## EXERCISE INSTRUCTIONS
Collect all lines from the listing that include the string "information".

## MATERIAL
-------------------------

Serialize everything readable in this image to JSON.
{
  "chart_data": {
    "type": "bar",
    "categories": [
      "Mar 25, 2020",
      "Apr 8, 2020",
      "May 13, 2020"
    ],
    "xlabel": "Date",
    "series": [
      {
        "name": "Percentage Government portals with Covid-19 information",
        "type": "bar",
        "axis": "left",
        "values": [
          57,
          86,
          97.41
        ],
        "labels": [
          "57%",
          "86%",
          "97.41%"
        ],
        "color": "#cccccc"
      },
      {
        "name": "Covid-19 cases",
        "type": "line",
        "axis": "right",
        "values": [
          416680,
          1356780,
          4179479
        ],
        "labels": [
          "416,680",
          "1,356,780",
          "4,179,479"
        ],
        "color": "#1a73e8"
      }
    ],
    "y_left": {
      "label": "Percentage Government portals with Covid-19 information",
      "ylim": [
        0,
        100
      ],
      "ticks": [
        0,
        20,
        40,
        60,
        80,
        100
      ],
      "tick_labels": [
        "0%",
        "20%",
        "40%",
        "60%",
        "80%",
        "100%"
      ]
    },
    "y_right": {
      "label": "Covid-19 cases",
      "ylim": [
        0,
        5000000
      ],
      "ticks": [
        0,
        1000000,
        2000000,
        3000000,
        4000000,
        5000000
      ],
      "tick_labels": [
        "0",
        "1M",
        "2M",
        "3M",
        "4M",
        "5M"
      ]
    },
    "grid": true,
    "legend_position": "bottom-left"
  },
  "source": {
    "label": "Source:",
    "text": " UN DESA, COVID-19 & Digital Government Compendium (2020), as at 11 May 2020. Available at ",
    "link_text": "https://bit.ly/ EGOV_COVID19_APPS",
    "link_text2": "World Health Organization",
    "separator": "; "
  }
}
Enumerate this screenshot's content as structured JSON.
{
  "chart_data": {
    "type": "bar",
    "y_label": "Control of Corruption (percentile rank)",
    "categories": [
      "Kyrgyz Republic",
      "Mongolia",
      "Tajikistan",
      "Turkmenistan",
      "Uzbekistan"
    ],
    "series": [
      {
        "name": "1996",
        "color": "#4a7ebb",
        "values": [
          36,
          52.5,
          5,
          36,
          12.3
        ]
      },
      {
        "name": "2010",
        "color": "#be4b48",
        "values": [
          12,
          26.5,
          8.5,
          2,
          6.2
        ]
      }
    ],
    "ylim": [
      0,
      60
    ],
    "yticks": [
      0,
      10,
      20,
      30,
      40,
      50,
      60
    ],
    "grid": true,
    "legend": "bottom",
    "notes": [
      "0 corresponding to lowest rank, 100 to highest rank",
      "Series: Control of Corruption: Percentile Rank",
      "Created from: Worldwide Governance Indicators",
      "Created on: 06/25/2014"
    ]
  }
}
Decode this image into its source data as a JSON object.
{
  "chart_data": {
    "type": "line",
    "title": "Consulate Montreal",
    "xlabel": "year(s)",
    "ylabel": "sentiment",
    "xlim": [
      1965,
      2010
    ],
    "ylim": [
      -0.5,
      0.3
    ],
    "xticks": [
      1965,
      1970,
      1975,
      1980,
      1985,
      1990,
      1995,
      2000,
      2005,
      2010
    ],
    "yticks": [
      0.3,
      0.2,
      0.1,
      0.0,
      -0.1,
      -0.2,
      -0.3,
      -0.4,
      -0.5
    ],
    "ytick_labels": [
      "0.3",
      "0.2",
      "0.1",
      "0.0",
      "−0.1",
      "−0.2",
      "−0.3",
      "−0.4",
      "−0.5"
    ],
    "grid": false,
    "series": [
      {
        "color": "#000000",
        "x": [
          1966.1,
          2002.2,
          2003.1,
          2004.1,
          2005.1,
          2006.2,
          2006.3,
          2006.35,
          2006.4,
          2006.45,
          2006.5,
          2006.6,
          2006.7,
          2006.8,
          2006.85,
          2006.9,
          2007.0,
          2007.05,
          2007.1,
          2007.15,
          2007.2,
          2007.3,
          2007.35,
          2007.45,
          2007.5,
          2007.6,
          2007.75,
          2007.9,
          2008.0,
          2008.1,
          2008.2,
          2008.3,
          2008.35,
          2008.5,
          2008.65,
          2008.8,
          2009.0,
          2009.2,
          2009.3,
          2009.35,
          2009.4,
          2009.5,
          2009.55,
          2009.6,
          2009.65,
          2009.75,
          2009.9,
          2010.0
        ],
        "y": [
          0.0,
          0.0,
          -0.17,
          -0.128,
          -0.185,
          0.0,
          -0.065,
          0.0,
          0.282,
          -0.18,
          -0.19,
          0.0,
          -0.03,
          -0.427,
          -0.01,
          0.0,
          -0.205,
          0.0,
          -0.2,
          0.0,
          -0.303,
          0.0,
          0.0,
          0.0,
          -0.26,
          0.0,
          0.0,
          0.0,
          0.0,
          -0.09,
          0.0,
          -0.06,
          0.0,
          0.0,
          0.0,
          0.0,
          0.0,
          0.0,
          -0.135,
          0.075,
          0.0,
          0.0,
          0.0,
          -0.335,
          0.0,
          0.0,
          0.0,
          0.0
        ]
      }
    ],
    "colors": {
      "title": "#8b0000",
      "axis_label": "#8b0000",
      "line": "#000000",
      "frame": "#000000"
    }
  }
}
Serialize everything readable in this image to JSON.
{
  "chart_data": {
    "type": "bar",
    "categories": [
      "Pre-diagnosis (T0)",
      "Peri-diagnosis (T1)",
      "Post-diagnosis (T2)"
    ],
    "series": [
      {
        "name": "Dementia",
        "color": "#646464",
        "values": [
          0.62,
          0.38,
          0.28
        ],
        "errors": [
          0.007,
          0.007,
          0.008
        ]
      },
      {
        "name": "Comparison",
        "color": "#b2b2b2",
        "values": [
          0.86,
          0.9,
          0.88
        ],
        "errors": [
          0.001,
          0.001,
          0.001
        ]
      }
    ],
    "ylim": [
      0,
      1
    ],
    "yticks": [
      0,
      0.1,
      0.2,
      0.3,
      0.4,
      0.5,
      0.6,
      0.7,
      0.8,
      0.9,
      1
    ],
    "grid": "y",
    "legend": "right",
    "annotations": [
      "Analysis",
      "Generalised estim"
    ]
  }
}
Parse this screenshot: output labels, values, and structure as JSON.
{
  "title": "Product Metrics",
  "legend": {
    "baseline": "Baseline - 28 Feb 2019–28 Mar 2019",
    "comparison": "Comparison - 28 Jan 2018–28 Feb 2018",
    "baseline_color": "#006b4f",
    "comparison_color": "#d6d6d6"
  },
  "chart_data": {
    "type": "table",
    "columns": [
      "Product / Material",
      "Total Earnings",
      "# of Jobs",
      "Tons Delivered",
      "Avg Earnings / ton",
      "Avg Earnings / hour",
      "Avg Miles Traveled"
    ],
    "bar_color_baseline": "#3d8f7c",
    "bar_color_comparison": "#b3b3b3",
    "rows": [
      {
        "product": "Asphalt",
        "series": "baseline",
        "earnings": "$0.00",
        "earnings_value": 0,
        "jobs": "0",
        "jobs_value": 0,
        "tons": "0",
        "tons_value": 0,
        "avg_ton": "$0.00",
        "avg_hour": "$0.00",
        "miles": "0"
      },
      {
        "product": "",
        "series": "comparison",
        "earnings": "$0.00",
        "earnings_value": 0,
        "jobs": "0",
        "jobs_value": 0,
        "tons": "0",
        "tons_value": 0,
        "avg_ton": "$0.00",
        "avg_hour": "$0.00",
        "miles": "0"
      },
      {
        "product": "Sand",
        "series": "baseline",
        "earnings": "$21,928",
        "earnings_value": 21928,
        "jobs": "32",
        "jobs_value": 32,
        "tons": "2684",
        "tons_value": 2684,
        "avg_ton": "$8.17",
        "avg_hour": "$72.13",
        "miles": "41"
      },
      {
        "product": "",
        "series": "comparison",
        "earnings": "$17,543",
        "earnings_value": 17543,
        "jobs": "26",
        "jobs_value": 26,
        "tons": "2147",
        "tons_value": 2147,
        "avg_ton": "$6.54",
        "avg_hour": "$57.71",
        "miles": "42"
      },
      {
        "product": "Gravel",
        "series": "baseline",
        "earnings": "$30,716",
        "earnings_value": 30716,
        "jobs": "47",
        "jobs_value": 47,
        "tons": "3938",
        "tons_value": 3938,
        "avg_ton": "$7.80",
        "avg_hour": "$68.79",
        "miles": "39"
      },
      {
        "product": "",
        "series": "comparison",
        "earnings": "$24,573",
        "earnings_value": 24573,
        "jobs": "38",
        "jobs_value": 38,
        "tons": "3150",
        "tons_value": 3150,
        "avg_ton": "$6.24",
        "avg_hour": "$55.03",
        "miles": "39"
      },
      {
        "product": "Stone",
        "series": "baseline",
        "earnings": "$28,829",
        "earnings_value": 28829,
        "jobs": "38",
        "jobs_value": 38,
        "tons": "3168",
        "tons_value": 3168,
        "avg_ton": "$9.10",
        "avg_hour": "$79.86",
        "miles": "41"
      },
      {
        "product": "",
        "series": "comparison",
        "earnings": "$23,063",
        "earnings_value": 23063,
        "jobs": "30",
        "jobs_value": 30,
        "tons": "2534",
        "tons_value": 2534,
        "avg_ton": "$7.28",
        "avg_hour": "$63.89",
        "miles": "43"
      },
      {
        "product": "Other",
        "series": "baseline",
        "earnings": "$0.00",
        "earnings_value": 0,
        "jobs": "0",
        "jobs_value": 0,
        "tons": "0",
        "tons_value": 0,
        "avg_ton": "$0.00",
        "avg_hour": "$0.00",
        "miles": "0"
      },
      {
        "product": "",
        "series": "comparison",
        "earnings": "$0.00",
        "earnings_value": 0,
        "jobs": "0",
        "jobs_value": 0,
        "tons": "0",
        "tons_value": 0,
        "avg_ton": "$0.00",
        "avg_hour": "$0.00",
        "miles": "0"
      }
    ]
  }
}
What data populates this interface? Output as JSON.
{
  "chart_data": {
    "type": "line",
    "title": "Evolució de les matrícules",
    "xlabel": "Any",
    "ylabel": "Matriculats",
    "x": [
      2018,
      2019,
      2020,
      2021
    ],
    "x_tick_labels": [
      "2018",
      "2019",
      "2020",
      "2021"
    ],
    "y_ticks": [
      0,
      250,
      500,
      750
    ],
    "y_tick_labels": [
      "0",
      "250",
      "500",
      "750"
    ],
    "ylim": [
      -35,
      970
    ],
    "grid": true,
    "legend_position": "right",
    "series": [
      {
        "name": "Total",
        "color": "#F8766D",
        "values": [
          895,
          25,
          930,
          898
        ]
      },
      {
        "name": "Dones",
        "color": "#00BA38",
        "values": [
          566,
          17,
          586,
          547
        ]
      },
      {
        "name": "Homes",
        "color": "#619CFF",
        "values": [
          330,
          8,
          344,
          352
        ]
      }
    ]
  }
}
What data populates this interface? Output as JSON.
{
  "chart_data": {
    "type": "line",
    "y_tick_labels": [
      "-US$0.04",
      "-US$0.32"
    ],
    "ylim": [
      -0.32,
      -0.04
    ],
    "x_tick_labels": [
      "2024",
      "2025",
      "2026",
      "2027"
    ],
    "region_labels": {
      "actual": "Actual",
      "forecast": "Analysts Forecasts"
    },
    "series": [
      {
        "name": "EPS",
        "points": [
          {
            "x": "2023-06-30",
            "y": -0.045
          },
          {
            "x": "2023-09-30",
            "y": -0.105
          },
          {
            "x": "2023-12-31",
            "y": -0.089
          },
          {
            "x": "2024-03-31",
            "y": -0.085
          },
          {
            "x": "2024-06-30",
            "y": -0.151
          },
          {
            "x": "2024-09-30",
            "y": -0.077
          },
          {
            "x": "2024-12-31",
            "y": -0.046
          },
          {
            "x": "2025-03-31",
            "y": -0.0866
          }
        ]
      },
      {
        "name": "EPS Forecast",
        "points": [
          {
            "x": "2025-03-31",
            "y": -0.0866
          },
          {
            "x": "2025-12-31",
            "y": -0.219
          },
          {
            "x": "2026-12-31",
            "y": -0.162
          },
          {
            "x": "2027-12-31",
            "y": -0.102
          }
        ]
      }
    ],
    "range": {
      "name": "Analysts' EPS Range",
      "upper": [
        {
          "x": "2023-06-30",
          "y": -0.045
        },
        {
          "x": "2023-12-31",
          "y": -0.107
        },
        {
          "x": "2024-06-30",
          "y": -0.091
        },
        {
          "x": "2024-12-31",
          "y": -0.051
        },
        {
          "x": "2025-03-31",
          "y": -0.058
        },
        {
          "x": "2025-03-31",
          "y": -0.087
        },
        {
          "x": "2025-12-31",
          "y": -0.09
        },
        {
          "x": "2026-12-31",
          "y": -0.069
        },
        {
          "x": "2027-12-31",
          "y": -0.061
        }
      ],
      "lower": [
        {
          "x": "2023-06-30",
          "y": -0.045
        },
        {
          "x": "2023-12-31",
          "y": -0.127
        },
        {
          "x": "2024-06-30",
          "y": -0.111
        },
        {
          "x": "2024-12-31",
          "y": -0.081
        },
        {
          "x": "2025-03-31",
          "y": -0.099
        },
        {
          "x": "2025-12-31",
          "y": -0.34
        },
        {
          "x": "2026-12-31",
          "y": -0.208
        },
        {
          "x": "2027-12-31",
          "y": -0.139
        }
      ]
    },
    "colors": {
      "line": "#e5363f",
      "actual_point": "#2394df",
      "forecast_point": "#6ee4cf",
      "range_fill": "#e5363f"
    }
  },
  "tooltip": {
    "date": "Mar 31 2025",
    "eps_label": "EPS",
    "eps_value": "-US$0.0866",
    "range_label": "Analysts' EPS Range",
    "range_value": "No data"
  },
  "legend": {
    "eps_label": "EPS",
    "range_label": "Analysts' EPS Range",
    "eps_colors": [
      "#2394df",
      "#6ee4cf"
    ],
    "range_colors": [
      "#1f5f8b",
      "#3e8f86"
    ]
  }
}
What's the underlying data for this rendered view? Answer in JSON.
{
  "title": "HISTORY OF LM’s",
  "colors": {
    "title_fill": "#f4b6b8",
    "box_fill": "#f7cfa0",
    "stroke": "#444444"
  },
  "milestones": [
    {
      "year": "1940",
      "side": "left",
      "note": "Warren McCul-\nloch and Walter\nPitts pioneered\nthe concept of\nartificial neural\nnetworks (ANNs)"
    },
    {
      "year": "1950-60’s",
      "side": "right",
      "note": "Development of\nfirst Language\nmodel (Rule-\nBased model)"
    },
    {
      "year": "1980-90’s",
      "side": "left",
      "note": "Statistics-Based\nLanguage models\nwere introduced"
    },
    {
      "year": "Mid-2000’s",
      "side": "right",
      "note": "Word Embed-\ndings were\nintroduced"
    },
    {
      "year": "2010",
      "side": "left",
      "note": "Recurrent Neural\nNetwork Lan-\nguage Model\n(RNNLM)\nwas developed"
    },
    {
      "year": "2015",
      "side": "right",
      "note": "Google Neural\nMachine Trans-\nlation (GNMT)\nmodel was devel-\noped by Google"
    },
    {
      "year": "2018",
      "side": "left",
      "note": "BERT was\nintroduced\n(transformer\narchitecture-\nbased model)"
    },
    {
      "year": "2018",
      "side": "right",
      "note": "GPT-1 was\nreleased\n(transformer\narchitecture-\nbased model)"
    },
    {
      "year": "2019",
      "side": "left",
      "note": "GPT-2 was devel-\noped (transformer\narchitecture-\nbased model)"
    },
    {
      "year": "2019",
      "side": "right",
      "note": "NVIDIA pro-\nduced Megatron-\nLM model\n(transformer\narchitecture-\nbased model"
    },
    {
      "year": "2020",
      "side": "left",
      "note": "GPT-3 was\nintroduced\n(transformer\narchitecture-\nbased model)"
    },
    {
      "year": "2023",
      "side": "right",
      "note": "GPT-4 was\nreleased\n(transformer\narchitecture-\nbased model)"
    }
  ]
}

-------------------------

## EXERCISE OUTPUT
        "name": "Percentage Government portals with Covid-19 information",
      "label": "Percentage Government portals with Covid-19 information",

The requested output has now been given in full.